Your goal :: Of the lines in the records that follow, how many include the word "Potential"? Answer with a bare number.

Dataset records ::
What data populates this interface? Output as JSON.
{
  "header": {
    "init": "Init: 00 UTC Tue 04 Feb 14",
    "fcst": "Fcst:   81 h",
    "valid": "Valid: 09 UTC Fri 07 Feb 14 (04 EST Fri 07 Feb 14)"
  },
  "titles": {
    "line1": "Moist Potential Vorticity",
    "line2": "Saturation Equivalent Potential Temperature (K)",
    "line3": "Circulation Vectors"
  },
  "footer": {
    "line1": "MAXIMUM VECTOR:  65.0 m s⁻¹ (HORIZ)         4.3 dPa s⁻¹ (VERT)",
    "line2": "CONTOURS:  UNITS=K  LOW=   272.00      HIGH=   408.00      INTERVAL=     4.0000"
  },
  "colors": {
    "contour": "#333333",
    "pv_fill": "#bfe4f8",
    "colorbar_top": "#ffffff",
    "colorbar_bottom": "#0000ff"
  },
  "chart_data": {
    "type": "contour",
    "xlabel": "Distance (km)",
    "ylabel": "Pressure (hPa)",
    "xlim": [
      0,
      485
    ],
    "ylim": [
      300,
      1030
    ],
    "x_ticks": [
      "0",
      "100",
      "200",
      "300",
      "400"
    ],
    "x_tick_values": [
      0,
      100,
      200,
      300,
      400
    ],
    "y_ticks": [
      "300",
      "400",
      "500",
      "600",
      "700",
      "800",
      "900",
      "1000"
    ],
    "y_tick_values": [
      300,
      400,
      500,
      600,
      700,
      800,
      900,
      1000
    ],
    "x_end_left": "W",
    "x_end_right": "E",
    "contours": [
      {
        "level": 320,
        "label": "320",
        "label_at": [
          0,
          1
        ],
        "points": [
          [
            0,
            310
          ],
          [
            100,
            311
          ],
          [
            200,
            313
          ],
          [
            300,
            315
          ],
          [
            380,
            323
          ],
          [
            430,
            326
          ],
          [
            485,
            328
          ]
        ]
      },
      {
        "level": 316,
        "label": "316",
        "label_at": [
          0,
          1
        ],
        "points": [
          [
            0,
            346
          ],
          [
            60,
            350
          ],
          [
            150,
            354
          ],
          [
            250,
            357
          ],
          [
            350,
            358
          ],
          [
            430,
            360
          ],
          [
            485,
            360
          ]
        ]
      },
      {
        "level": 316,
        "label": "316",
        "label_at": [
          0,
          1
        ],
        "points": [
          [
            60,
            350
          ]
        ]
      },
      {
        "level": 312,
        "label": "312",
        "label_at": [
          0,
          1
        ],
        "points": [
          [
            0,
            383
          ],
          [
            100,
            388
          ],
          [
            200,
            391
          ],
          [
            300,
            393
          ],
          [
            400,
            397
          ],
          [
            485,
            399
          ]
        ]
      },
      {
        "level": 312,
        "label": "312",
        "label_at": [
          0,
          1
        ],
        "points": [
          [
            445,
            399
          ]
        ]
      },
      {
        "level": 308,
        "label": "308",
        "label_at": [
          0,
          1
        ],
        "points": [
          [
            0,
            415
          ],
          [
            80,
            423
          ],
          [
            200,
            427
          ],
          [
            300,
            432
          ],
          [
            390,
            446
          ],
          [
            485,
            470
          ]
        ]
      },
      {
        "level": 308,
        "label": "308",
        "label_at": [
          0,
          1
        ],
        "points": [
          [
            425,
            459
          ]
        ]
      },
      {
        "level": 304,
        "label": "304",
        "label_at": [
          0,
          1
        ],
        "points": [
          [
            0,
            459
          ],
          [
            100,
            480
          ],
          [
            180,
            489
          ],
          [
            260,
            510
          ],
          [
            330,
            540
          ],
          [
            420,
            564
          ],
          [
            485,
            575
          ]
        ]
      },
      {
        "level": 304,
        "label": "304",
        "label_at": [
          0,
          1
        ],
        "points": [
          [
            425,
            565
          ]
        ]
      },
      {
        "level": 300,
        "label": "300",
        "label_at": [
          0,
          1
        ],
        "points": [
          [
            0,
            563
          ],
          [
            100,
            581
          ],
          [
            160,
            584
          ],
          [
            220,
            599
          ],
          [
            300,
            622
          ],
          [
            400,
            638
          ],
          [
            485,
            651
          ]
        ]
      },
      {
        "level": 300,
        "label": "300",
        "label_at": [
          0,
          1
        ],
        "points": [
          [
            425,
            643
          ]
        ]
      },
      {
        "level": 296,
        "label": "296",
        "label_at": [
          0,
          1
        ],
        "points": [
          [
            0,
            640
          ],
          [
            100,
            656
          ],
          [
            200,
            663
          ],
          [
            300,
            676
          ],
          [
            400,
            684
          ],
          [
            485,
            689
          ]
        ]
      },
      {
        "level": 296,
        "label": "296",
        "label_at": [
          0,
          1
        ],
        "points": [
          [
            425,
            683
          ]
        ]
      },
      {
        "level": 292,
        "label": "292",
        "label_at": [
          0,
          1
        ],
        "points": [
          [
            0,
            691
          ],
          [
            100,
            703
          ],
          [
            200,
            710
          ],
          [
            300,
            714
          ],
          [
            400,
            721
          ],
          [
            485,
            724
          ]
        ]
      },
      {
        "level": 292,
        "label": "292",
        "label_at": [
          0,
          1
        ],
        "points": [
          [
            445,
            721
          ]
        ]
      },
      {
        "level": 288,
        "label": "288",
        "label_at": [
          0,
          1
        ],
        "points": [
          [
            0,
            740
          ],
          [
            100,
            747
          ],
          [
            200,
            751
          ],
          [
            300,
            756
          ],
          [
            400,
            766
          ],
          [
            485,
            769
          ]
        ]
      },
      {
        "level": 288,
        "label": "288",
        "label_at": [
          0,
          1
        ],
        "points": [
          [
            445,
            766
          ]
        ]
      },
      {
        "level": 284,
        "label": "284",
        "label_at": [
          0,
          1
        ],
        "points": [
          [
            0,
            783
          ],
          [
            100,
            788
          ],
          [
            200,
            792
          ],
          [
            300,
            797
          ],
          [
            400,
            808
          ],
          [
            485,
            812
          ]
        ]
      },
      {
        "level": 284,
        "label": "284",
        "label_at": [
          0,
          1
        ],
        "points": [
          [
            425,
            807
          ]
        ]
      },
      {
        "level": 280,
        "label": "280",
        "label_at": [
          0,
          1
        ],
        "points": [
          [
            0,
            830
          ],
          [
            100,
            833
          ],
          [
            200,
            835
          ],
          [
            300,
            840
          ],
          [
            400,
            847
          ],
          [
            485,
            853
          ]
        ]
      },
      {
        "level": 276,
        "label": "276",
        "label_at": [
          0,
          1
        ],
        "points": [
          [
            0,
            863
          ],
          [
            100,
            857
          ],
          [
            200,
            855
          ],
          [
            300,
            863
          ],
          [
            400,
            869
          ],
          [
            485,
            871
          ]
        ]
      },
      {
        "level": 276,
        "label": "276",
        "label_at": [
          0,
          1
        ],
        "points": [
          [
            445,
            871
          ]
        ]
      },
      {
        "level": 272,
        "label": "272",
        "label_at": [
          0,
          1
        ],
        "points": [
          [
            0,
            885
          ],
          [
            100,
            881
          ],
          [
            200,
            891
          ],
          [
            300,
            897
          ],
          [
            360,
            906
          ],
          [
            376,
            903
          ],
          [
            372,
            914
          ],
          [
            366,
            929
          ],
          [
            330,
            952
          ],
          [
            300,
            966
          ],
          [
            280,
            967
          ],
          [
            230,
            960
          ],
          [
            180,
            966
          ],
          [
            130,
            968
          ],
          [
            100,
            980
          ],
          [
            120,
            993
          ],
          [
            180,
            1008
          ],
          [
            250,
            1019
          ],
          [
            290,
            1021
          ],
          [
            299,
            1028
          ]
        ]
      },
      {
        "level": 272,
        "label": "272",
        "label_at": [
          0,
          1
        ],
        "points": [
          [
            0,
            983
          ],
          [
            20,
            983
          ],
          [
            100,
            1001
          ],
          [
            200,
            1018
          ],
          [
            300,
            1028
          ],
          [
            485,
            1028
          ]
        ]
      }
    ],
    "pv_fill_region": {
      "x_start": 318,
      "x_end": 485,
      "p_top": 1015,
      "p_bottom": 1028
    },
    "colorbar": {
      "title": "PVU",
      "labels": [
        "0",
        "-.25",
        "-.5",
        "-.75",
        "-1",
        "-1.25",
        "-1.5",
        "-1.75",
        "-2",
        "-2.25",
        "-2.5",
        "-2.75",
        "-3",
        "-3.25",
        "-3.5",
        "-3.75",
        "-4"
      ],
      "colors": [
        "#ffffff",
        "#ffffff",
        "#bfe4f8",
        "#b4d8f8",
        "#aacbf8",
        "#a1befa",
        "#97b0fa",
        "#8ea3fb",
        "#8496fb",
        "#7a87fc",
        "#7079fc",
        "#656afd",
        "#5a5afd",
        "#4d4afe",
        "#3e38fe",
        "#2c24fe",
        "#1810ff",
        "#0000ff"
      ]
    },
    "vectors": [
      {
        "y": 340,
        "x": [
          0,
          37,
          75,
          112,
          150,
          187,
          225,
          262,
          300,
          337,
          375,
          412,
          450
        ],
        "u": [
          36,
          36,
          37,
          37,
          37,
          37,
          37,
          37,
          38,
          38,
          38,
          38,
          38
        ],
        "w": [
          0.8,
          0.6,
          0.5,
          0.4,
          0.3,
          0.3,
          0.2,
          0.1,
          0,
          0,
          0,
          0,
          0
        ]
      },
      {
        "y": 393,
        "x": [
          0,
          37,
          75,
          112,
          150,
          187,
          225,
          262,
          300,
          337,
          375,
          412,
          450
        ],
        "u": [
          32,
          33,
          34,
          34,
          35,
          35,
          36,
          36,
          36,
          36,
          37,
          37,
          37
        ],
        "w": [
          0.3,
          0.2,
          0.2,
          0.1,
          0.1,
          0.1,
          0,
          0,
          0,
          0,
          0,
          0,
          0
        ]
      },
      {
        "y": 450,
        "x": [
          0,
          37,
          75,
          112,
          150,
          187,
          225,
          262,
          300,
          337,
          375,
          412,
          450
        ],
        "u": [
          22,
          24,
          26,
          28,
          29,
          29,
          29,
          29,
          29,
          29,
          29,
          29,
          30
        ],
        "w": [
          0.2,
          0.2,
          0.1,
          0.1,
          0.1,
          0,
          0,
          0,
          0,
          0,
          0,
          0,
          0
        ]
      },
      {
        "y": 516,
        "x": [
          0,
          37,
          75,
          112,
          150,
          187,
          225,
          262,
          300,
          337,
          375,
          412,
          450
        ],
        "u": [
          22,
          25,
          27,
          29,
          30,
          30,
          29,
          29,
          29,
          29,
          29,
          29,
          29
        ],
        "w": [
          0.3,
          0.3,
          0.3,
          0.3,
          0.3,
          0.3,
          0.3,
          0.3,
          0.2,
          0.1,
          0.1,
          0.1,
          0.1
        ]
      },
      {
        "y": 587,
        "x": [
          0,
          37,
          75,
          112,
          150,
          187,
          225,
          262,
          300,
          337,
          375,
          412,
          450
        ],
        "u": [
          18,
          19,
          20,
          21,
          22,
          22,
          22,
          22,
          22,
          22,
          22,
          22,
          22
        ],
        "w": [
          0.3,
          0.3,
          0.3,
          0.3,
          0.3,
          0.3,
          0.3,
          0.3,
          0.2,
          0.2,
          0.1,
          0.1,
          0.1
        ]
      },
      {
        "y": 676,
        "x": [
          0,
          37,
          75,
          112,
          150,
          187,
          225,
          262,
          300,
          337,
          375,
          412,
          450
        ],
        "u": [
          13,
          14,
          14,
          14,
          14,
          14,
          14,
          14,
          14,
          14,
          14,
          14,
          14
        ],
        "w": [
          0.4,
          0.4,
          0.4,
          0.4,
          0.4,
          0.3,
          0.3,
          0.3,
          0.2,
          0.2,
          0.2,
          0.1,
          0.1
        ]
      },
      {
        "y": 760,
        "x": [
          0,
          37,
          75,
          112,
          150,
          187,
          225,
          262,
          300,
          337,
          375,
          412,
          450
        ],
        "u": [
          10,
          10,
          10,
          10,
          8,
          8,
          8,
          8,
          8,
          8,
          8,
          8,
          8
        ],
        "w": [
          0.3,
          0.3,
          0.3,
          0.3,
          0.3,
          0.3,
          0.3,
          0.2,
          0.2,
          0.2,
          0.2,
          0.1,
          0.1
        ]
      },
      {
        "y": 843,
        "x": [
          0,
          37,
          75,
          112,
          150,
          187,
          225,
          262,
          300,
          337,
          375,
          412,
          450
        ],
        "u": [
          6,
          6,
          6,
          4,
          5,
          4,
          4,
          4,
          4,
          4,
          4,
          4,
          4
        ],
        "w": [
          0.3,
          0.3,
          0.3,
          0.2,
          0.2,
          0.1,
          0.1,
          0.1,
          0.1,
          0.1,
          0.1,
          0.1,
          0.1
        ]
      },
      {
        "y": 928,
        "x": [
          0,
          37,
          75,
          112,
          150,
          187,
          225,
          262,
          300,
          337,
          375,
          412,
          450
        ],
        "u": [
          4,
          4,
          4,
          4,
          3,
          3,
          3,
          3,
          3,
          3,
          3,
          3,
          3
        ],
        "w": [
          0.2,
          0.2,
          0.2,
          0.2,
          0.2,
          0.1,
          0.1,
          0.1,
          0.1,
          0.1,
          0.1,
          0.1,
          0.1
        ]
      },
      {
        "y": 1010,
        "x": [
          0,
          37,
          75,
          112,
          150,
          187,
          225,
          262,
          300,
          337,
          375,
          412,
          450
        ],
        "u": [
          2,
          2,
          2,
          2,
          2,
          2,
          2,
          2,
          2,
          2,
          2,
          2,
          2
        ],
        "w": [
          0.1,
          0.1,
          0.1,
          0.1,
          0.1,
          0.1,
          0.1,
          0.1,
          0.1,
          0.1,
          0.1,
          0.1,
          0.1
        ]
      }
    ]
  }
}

Expected answer :: 2